(Entries with figure data)
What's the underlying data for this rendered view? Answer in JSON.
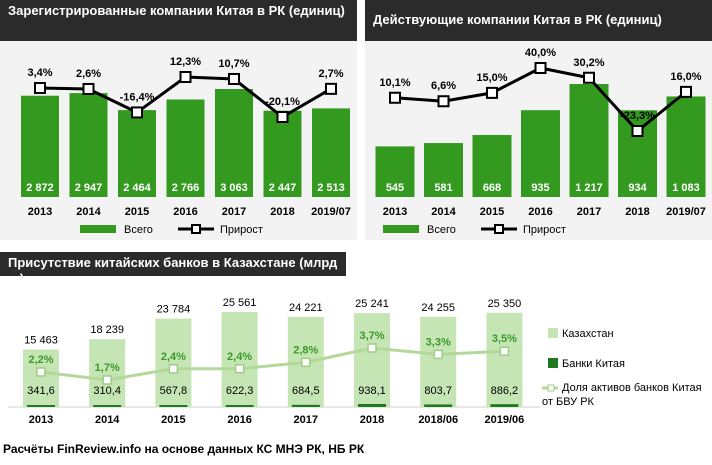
{
  "chart_data": [
    {
      "type": "bar",
      "title": "Зарегистрированные компании Китая в РК (единиц)",
      "categories": [
        "2013",
        "2014",
        "2015",
        "2016",
        "2017",
        "2018",
        "2019/07"
      ],
      "series": [
        {
          "name": "Всего",
          "kind": "bar",
          "values": [
            2872,
            2947,
            2464,
            2766,
            3063,
            2447,
            2513
          ],
          "labels": [
            "2 872",
            "2 947",
            "2 464",
            "2 766",
            "3 063",
            "2 447",
            "2 513"
          ],
          "color": "#339a1f"
        },
        {
          "name": "Прирост",
          "kind": "line",
          "values": [
            3.4,
            2.6,
            -16.4,
            12.3,
            10.7,
            -20.1,
            2.7
          ],
          "labels": [
            "3,4%",
            "2,6%",
            "-16,4%",
            "12,3%",
            "10,7%",
            "-20,1%",
            "2,7%"
          ],
          "color": "#000000"
        }
      ],
      "legend": "bottom"
    },
    {
      "type": "bar",
      "title": "Действующие  компании Китая в РК (единиц)",
      "categories": [
        "2013",
        "2014",
        "2015",
        "2016",
        "2017",
        "2018",
        "2019/07"
      ],
      "series": [
        {
          "name": "Всего",
          "kind": "bar",
          "values": [
            545,
            581,
            668,
            935,
            1217,
            934,
            1083
          ],
          "labels": [
            "545",
            "581",
            "668",
            "935",
            "1 217",
            "934",
            "1 083"
          ],
          "color": "#339a1f"
        },
        {
          "name": "Прирост",
          "kind": "line",
          "values": [
            10.1,
            6.6,
            15.0,
            40.0,
            30.2,
            -23.3,
            16.0
          ],
          "labels": [
            "10,1%",
            "6,6%",
            "15,0%",
            "40,0%",
            "30,2%",
            "-23,3%",
            "16,0%"
          ],
          "color": "#000000"
        }
      ],
      "legend": "bottom"
    },
    {
      "type": "bar",
      "title": "Присутствие  китайских банков в Казахстане (млрд тг)",
      "categories": [
        "2013",
        "2014",
        "2015",
        "2016",
        "2017",
        "2018",
        "2018/06",
        "2019/06"
      ],
      "series": [
        {
          "name": "Казахстан",
          "kind": "bar",
          "values": [
            15463,
            18239,
            23784,
            25561,
            24221,
            25241,
            24255,
            25350
          ],
          "labels": [
            "15 463",
            "18 239",
            "23 784",
            "25 561",
            "24 221",
            "25 241",
            "24 255",
            "25 350"
          ],
          "color": "#c6e5b4"
        },
        {
          "name": "Банки Китая",
          "kind": "bar",
          "values": [
            341.6,
            310.4,
            567.8,
            622.3,
            684.5,
            938.1,
            803.7,
            886.2
          ],
          "labels": [
            "341,6",
            "310,4",
            "567,8",
            "622,3",
            "684,5",
            "938,1",
            "803,7",
            "886,2"
          ],
          "color": "#1f7a1f"
        },
        {
          "name": "Доля активов банков Китая от БВУ РК",
          "kind": "line",
          "values": [
            2.2,
            1.7,
            2.4,
            2.4,
            2.8,
            3.7,
            3.3,
            3.5
          ],
          "labels": [
            "2,2%",
            "1,7%",
            "2,4%",
            "2,4%",
            "2,8%",
            "3,7%",
            "3,3%",
            "3,5%"
          ],
          "color": "#b3d89a"
        }
      ],
      "legend": "right"
    }
  ],
  "footer": "Расчёты FinReview.info  на основе данных КС МНЭ РК, НБ РК"
}
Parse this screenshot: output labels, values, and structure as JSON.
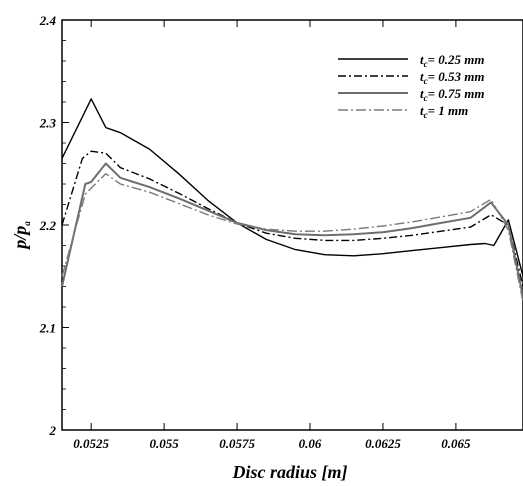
{
  "chart_data": {
    "type": "line",
    "title": "",
    "xlabel": "Disc radius [m]",
    "ylabel_main": "p/p",
    "ylabel_sub": "a",
    "xlim": [
      0.0515,
      0.0673
    ],
    "ylim": [
      2.0,
      2.4
    ],
    "x_ticks": [
      {
        "value": 0.0525,
        "label": "0.0525"
      },
      {
        "value": 0.055,
        "label": "0.055"
      },
      {
        "value": 0.0575,
        "label": "0.0575"
      },
      {
        "value": 0.06,
        "label": "0.06"
      },
      {
        "value": 0.0625,
        "label": "0.0625"
      },
      {
        "value": 0.065,
        "label": "0.065"
      }
    ],
    "y_ticks": [
      {
        "value": 2.0,
        "label": "2"
      },
      {
        "value": 2.1,
        "label": "2.1"
      },
      {
        "value": 2.2,
        "label": "2.2"
      },
      {
        "value": 2.3,
        "label": "2.3"
      },
      {
        "value": 2.4,
        "label": "2.4"
      }
    ],
    "grid": false,
    "legend_position": "top-right",
    "series": [
      {
        "name_main": "t",
        "name_sub": "c",
        "name_rest": "= 0.25 mm",
        "color": "#000000",
        "dash": "",
        "width": 1.4,
        "points": [
          [
            0.0515,
            2.265
          ],
          [
            0.0525,
            2.323
          ],
          [
            0.053,
            2.295
          ],
          [
            0.0535,
            2.29
          ],
          [
            0.0545,
            2.274
          ],
          [
            0.0555,
            2.25
          ],
          [
            0.0565,
            2.224
          ],
          [
            0.0575,
            2.202
          ],
          [
            0.0585,
            2.186
          ],
          [
            0.0595,
            2.176
          ],
          [
            0.0605,
            2.171
          ],
          [
            0.0615,
            2.17
          ],
          [
            0.0625,
            2.172
          ],
          [
            0.0635,
            2.175
          ],
          [
            0.0645,
            2.178
          ],
          [
            0.0655,
            2.181
          ],
          [
            0.066,
            2.182
          ],
          [
            0.0663,
            2.18
          ],
          [
            0.0668,
            2.205
          ],
          [
            0.0673,
            2.15
          ]
        ]
      },
      {
        "name_main": "t",
        "name_sub": "c",
        "name_rest": "= 0.53 mm",
        "color": "#000000",
        "dash": "8,3,2,3",
        "width": 1.4,
        "points": [
          [
            0.0515,
            2.2
          ],
          [
            0.0522,
            2.265
          ],
          [
            0.0525,
            2.272
          ],
          [
            0.053,
            2.27
          ],
          [
            0.0535,
            2.256
          ],
          [
            0.0545,
            2.245
          ],
          [
            0.0555,
            2.231
          ],
          [
            0.0565,
            2.216
          ],
          [
            0.0575,
            2.202
          ],
          [
            0.0585,
            2.192
          ],
          [
            0.0595,
            2.187
          ],
          [
            0.0605,
            2.185
          ],
          [
            0.0615,
            2.185
          ],
          [
            0.0625,
            2.187
          ],
          [
            0.0635,
            2.19
          ],
          [
            0.0645,
            2.194
          ],
          [
            0.0655,
            2.198
          ],
          [
            0.0662,
            2.21
          ],
          [
            0.0668,
            2.2
          ],
          [
            0.0673,
            2.14
          ]
        ]
      },
      {
        "name_main": "t",
        "name_sub": "c",
        "name_rest": "= 0.75 mm",
        "color": "#6e6e6e",
        "dash": "",
        "width": 2.0,
        "points": [
          [
            0.0515,
            2.14
          ],
          [
            0.0523,
            2.24
          ],
          [
            0.0525,
            2.242
          ],
          [
            0.053,
            2.26
          ],
          [
            0.0535,
            2.246
          ],
          [
            0.0545,
            2.237
          ],
          [
            0.0555,
            2.226
          ],
          [
            0.0565,
            2.214
          ],
          [
            0.0575,
            2.202
          ],
          [
            0.0585,
            2.195
          ],
          [
            0.0595,
            2.191
          ],
          [
            0.0605,
            2.19
          ],
          [
            0.0615,
            2.191
          ],
          [
            0.0625,
            2.193
          ],
          [
            0.0635,
            2.197
          ],
          [
            0.0645,
            2.202
          ],
          [
            0.0655,
            2.207
          ],
          [
            0.0662,
            2.222
          ],
          [
            0.0668,
            2.2
          ],
          [
            0.0673,
            2.13
          ]
        ]
      },
      {
        "name_main": "t",
        "name_sub": "c",
        "name_rest": "= 1 mm",
        "color": "#7a7a7a",
        "dash": "10,3,2,3",
        "width": 1.4,
        "points": [
          [
            0.0515,
            2.15
          ],
          [
            0.0523,
            2.23
          ],
          [
            0.0525,
            2.236
          ],
          [
            0.053,
            2.25
          ],
          [
            0.0535,
            2.24
          ],
          [
            0.0545,
            2.232
          ],
          [
            0.0555,
            2.221
          ],
          [
            0.0565,
            2.21
          ],
          [
            0.0575,
            2.201
          ],
          [
            0.0585,
            2.196
          ],
          [
            0.0595,
            2.194
          ],
          [
            0.0605,
            2.194
          ],
          [
            0.0615,
            2.196
          ],
          [
            0.0625,
            2.199
          ],
          [
            0.0635,
            2.203
          ],
          [
            0.0645,
            2.208
          ],
          [
            0.0655,
            2.213
          ],
          [
            0.0662,
            2.225
          ],
          [
            0.0668,
            2.195
          ],
          [
            0.0673,
            2.125
          ]
        ]
      }
    ]
  }
}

== REQUEST ==
List all lines holding the string "title".

== TASK RESPONSE ==
      "title": "Зарегистрированные компании Китая в РК (единиц)",
      "title": "Действующие  компании Китая в РК (единиц)",
      "title": "Присутствие  китайских банков в Казахстане (млрд тг)",
    "title": "",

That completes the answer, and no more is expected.